Requirements: In the entries below, count each line holding the word "JSON". Answer with the total alone.

[Dataset entries on figures]

== == ==

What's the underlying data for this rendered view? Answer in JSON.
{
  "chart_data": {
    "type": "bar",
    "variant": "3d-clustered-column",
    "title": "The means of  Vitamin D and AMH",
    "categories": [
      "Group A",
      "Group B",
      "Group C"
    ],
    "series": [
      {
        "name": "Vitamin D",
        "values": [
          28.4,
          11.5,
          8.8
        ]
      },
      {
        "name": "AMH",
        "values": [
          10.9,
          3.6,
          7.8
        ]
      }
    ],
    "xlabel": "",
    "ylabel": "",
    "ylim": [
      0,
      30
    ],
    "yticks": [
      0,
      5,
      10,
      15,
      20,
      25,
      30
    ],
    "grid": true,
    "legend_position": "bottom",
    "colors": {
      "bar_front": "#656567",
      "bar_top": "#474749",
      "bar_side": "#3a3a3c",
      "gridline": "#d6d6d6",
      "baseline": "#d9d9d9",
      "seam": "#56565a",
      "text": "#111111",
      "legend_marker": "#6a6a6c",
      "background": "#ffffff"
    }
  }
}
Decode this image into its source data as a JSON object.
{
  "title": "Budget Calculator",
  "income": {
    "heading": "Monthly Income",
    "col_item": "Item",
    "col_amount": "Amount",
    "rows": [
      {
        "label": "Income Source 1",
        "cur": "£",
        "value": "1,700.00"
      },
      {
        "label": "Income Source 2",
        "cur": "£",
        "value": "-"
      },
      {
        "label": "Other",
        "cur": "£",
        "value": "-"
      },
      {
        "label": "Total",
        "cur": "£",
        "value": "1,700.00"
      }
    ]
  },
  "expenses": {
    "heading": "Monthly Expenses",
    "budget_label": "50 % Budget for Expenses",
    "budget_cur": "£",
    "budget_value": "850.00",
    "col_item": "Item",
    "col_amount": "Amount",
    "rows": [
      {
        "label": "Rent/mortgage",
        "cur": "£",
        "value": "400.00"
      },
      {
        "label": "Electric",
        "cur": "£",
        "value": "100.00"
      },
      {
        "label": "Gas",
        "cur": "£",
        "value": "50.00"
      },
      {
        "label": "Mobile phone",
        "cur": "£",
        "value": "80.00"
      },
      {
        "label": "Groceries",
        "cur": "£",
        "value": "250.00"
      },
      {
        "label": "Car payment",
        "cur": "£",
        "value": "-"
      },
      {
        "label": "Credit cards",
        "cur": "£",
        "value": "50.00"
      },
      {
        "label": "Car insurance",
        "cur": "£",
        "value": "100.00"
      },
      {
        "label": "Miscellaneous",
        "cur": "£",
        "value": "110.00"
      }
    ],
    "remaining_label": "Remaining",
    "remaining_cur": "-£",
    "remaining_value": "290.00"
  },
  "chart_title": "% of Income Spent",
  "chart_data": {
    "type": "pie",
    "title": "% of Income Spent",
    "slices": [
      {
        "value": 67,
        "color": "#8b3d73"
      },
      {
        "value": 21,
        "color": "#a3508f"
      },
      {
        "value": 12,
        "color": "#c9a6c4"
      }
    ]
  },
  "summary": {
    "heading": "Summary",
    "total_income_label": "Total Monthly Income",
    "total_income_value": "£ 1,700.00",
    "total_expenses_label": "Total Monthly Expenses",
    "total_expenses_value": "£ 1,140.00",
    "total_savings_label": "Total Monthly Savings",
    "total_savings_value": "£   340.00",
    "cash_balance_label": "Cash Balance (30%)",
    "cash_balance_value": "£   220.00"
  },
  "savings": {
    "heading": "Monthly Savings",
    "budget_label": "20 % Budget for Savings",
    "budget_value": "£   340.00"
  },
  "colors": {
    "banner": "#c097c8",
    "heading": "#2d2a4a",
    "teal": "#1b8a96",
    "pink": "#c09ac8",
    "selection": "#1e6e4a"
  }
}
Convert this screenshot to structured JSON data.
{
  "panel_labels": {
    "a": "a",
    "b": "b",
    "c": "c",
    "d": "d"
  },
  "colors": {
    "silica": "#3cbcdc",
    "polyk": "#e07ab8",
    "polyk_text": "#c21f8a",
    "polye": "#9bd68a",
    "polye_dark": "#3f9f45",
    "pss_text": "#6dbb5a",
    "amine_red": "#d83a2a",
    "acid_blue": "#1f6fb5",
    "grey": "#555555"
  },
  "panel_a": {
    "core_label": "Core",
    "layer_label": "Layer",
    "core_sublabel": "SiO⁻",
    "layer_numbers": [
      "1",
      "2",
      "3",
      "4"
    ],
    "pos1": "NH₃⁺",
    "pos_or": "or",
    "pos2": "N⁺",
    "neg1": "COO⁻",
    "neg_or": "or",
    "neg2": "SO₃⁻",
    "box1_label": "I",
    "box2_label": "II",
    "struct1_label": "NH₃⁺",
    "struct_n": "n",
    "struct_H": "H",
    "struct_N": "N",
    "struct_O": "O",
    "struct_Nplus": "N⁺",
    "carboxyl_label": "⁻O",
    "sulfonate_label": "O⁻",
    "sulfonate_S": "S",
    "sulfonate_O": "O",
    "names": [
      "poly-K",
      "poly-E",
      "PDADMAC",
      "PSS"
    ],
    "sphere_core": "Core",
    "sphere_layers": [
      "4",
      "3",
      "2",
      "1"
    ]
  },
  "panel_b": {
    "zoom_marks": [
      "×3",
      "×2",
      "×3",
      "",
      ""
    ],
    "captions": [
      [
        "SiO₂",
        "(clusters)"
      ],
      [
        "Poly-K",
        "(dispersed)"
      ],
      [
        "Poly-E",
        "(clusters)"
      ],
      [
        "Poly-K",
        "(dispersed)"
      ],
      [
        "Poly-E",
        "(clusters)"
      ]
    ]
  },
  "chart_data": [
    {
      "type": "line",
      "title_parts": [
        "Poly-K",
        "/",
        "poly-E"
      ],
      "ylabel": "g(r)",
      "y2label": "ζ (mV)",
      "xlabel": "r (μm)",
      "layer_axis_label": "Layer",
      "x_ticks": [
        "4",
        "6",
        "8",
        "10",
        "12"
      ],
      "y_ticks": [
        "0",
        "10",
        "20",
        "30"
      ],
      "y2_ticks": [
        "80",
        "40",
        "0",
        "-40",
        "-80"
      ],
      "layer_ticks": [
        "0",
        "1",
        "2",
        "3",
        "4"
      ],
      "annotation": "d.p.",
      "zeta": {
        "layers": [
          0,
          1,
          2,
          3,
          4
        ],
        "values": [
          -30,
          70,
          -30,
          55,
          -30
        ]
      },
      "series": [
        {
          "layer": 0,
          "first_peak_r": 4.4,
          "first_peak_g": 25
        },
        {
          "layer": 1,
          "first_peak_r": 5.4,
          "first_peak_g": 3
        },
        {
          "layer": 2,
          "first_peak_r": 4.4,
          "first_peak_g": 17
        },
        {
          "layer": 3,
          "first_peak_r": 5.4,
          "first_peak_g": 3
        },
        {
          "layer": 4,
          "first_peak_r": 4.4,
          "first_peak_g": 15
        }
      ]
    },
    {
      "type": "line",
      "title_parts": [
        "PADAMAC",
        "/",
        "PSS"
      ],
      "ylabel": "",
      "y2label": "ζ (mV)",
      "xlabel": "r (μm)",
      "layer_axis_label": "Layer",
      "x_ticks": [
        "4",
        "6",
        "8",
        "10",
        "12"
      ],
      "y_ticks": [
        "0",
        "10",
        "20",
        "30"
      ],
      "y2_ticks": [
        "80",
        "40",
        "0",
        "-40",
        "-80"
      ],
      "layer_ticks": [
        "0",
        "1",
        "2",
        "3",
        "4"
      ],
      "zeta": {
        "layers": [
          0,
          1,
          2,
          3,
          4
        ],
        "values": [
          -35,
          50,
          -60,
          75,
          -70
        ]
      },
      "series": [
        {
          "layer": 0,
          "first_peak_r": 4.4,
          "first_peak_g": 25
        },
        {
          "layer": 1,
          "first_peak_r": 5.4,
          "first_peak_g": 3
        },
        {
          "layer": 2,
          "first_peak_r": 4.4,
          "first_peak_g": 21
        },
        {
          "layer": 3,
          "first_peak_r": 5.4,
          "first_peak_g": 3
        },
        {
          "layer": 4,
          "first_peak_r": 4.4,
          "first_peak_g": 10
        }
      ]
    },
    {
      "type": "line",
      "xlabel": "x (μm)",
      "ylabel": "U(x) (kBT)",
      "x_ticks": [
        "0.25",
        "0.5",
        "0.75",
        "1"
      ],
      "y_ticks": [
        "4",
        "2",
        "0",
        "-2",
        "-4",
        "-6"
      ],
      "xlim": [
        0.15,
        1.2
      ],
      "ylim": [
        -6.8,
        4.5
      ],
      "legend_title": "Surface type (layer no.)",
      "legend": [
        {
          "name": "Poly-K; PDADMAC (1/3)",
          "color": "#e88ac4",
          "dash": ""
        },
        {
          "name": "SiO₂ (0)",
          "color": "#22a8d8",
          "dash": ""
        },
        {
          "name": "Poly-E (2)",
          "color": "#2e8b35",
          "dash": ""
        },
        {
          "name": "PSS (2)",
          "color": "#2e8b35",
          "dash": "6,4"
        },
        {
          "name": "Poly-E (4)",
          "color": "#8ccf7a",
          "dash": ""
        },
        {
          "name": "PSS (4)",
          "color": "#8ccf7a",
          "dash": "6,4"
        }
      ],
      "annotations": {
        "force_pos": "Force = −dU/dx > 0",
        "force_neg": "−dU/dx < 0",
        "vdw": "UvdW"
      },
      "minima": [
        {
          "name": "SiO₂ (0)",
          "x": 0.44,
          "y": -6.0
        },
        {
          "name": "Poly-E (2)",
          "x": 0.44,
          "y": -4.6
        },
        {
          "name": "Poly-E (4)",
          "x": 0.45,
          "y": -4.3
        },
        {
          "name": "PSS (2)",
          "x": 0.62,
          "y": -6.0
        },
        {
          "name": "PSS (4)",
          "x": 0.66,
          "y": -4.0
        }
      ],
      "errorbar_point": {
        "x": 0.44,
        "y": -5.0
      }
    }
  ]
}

== == ==

Expected output: 3